◆ YOUR TASK: Read through the entries below and return each line with the word "Local".

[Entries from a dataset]

-- begin --

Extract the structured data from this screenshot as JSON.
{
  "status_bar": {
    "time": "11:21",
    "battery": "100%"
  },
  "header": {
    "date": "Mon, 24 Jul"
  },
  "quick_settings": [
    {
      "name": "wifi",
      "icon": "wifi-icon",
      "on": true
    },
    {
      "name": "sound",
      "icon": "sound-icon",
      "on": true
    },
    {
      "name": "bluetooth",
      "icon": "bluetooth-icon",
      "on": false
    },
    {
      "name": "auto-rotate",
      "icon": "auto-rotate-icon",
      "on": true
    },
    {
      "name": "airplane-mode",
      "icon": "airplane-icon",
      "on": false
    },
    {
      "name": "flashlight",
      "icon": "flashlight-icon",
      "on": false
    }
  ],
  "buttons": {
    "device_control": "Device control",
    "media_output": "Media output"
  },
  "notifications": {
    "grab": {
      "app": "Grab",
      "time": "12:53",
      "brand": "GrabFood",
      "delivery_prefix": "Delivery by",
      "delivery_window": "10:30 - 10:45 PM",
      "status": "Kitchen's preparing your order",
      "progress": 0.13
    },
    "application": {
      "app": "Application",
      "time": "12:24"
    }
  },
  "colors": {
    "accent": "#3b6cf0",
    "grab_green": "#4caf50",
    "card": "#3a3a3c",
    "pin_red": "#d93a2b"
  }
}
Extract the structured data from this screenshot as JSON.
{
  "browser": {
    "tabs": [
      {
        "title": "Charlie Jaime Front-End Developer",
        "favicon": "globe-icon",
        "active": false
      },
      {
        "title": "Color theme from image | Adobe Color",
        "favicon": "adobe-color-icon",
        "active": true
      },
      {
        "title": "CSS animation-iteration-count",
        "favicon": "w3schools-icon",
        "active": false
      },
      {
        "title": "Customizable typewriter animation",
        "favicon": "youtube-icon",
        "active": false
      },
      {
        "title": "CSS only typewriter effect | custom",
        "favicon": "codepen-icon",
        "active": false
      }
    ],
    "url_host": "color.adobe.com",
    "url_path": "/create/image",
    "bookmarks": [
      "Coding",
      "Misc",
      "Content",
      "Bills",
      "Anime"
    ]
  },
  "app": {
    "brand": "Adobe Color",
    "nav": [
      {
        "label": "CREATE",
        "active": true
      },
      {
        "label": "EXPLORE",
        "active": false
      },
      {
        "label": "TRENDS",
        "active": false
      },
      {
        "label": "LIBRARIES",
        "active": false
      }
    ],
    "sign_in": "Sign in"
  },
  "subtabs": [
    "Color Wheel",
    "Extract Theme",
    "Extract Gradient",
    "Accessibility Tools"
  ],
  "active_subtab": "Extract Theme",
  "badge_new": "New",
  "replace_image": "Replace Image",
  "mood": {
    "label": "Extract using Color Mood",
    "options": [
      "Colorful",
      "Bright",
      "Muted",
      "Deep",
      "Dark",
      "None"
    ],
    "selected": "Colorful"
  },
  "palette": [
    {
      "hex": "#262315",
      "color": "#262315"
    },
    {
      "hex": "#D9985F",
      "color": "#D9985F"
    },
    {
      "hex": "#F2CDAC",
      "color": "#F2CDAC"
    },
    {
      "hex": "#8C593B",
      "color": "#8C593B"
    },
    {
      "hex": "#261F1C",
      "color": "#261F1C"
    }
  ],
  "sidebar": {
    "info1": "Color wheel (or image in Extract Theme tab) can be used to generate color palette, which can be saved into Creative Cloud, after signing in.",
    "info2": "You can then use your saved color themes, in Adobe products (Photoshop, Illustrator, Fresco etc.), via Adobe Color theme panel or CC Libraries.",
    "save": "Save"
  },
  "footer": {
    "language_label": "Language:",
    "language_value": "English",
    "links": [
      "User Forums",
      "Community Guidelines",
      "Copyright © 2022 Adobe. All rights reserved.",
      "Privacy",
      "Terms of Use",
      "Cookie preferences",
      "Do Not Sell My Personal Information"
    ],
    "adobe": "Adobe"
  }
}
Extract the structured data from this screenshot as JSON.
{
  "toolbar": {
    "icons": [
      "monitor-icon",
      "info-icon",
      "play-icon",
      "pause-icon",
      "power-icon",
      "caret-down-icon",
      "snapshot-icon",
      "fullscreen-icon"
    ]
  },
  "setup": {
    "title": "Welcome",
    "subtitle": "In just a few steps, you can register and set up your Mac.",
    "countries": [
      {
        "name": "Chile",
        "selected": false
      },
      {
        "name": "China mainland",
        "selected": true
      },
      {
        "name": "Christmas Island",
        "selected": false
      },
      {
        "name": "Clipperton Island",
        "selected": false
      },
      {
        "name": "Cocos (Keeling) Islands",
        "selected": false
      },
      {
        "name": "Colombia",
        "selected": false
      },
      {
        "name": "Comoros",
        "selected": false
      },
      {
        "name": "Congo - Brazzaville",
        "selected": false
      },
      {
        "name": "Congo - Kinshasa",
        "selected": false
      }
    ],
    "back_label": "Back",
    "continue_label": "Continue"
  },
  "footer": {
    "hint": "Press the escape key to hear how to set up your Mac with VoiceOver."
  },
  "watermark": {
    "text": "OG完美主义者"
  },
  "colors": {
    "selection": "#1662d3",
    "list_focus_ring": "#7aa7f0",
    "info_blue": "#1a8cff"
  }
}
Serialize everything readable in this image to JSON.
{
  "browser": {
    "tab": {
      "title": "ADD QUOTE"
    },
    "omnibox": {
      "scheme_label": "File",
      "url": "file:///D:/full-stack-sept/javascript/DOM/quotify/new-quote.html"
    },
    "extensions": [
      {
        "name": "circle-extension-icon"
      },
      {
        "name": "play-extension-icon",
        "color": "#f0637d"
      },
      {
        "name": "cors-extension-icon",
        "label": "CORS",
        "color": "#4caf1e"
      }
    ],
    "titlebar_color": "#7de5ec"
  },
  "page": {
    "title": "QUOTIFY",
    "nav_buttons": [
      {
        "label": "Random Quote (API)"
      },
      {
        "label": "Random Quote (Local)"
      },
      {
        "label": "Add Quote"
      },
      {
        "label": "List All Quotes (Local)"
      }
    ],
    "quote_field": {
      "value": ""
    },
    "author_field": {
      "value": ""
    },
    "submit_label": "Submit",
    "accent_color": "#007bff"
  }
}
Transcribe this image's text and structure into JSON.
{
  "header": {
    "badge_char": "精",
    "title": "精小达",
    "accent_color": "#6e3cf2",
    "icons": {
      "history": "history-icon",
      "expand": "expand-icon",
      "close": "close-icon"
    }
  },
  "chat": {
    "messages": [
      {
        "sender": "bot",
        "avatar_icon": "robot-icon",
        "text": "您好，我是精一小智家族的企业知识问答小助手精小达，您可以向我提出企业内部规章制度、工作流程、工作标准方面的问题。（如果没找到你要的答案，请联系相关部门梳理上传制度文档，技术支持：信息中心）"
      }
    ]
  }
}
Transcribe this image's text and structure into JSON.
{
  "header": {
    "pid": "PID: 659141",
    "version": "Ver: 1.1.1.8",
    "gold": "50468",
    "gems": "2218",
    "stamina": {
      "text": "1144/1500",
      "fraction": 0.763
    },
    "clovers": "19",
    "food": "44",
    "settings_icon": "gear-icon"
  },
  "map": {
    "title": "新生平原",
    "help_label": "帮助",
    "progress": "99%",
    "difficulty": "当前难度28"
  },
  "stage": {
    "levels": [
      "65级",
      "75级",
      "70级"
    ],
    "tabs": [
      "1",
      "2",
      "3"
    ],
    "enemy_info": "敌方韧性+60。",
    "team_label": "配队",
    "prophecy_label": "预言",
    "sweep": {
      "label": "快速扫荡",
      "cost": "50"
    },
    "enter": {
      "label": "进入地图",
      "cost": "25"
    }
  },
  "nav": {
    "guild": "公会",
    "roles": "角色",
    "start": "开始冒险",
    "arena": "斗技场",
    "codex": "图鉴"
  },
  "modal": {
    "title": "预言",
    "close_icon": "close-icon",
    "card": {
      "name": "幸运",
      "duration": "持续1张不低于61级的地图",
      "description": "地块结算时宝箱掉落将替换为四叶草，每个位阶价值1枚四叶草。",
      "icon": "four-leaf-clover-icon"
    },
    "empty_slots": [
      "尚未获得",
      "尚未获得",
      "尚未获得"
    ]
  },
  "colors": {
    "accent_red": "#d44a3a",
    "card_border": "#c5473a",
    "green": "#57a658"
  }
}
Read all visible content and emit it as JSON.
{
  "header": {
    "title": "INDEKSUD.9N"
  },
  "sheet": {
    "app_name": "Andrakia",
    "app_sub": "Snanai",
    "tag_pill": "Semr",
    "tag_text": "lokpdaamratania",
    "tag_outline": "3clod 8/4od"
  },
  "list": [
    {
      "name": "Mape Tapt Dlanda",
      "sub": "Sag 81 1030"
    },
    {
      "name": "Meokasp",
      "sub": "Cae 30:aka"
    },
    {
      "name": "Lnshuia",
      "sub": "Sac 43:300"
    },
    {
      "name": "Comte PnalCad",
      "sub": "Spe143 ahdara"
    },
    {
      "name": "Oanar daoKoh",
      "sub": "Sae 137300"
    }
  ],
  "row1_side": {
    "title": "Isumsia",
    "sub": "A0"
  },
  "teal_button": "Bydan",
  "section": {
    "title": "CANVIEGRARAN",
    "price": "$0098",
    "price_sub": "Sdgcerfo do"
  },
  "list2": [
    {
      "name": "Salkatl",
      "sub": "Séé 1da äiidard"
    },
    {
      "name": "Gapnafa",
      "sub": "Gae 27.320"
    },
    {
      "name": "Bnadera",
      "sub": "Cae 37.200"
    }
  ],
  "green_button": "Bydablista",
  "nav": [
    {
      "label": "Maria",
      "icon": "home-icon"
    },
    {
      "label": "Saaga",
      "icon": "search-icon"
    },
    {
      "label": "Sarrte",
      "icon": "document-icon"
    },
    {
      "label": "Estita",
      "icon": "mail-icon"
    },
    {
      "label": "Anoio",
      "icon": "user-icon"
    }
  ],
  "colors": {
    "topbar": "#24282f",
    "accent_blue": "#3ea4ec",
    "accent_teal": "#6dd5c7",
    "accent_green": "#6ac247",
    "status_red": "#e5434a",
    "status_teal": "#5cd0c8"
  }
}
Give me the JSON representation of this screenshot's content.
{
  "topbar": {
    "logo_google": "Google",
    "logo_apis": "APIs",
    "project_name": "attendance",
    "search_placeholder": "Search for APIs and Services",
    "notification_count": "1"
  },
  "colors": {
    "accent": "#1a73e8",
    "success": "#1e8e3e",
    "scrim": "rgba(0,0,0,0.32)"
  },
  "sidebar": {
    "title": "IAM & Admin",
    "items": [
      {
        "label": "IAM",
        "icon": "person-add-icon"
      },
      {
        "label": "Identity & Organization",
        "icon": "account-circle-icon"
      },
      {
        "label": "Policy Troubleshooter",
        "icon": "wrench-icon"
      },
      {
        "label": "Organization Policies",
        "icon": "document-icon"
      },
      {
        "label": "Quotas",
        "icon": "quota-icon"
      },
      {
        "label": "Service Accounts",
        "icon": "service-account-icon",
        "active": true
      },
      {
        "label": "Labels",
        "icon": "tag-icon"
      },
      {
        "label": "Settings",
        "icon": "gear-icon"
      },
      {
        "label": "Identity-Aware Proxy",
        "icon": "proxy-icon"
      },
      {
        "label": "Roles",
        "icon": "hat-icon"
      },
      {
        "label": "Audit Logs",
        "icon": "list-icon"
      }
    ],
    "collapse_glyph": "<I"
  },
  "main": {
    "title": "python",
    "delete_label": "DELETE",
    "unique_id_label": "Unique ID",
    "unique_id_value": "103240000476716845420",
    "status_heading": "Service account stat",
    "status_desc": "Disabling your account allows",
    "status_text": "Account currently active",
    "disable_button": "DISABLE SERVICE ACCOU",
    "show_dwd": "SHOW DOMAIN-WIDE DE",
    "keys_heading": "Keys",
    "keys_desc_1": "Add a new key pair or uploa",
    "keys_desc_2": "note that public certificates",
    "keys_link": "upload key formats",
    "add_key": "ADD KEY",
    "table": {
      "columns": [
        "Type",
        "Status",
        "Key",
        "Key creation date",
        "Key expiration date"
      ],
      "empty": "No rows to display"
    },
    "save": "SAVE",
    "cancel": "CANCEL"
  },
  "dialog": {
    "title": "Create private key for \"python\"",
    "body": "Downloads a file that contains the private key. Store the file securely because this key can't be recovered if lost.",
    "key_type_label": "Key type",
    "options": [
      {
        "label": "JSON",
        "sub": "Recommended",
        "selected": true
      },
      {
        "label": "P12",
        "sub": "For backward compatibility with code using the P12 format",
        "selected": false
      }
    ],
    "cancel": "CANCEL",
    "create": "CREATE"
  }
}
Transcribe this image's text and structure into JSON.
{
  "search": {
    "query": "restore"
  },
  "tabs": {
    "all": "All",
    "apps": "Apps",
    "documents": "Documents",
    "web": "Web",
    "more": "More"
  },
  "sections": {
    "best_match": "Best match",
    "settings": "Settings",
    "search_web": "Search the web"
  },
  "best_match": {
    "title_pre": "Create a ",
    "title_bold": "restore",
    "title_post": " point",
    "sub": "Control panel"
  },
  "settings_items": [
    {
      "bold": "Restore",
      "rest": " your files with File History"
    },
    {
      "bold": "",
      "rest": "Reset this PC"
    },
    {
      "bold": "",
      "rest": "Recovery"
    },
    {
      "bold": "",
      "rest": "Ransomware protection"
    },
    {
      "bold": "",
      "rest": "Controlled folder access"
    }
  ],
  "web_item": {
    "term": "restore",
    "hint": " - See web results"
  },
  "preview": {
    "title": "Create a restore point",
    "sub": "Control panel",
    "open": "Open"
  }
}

-- end --

◆ ANSWER IN FULL:
        "label": "Random Quote (Local)"
        "label": "List All Quotes (Local)"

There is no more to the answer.